> **展示文本**
---

#include "stdafx.h"
#include "ZuoBiao.h"
#include <math.h>
#include "stdlib.h" 
//WGS-84椭球体参数 

const double a = 6378137.0;//长半轴 

const double flattening = 1 / 298.257223563;//扁率 

const double delta = 0.0000001;

// 两个数的差的平方，坐标差的平方。
inline double diffsqr(double x1, double x2){
	return (x1 - x2)* (x1 - x2);
}

//直接坐标表示，求距离 
inline double distance(double x1, double y1, double z1
	, double x2, double y2, double z2)
{
	return sqrt(diffsqr(x1, x2) + diffsqr(y1, y2) + diffsqr(z1, z2));
}
//点表示，求距离 
double distance(const CRDCARTESIAN &p1, const CRDCARTESIAN &p2)

---

> **数据行**
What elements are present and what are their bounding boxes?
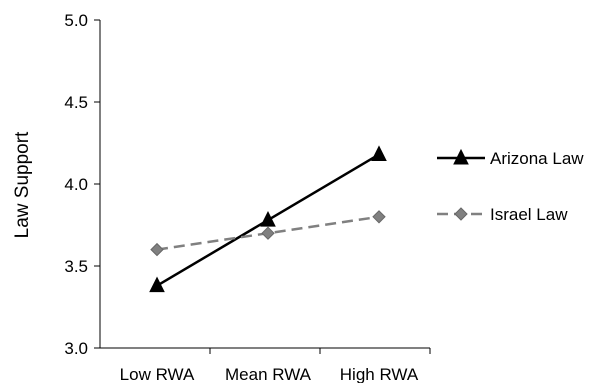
data-point-triangle — [371, 145, 387, 161]
data-point-diamond — [372, 210, 386, 224]
series-arizona-law — [149, 145, 387, 293]
x-ticks: Low RWA Mean RWA High RWA — [120, 348, 431, 383]
series-layer — [149, 145, 387, 293]
x-tick-label: High RWA — [340, 365, 419, 383]
y-tick-label: 3.5 — [64, 257, 88, 276]
y-tick-label: 5.0 — [64, 11, 88, 30]
legend-item: Israel Law — [437, 205, 568, 224]
legend-label: Arizona Law — [490, 149, 584, 168]
legend-marker-triangle — [453, 148, 469, 165]
y-tick-label: 4.0 — [64, 175, 88, 194]
data-point-triangle — [149, 276, 165, 293]
x-tick-label: Low RWA — [120, 365, 195, 383]
y-tick-label: 3.0 — [64, 339, 88, 358]
legend-marker-diamond — [454, 207, 468, 221]
legend-label: Israel Law — [490, 205, 568, 224]
data-point-diamond — [150, 242, 164, 257]
data-point-diamond — [261, 226, 275, 240]
y-axis-title: Law Support — [12, 131, 33, 238]
legend: Arizona Law Israel Law — [437, 148, 584, 224]
data-point-triangle — [260, 210, 276, 227]
series-israel-law — [150, 210, 386, 257]
y-tick-label: 4.5 — [64, 93, 88, 112]
y-ticks: 3.0 3.5 4.0 4.5 5.0 — [64, 11, 100, 358]
axes — [99, 20, 430, 349]
legend-item: Arizona Law — [437, 148, 584, 168]
x-tick-label: Mean RWA — [225, 365, 312, 383]
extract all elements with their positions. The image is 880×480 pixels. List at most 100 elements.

---

> **任务 A**
请原样抄录展示文本中的一段：从含有“const double a”的词句开始，到“y2, double z2)”之后为止。
> **任务 B**
在展示文本中，WGS-84椭球体的扁率被设定为多少？
这些数据与展示文本毫无关联。

> **结果 A**
const double a = 6378137.0;//长半轴 

const double flattening = 1 / 298.257223563;//扁率 

const double delta = 0.0000001;

// 两个数的差的平方，坐标差的平方。
inline double diffsqr(double x1, double x2){
	return (x1 - x2)* (x1 - x2);
}

//直接坐标表示，求距离 
inline double distance(double x1, double y1, double z1
	, double x2, double y2, double z2)

> **结果 B**
1 / 298.257223563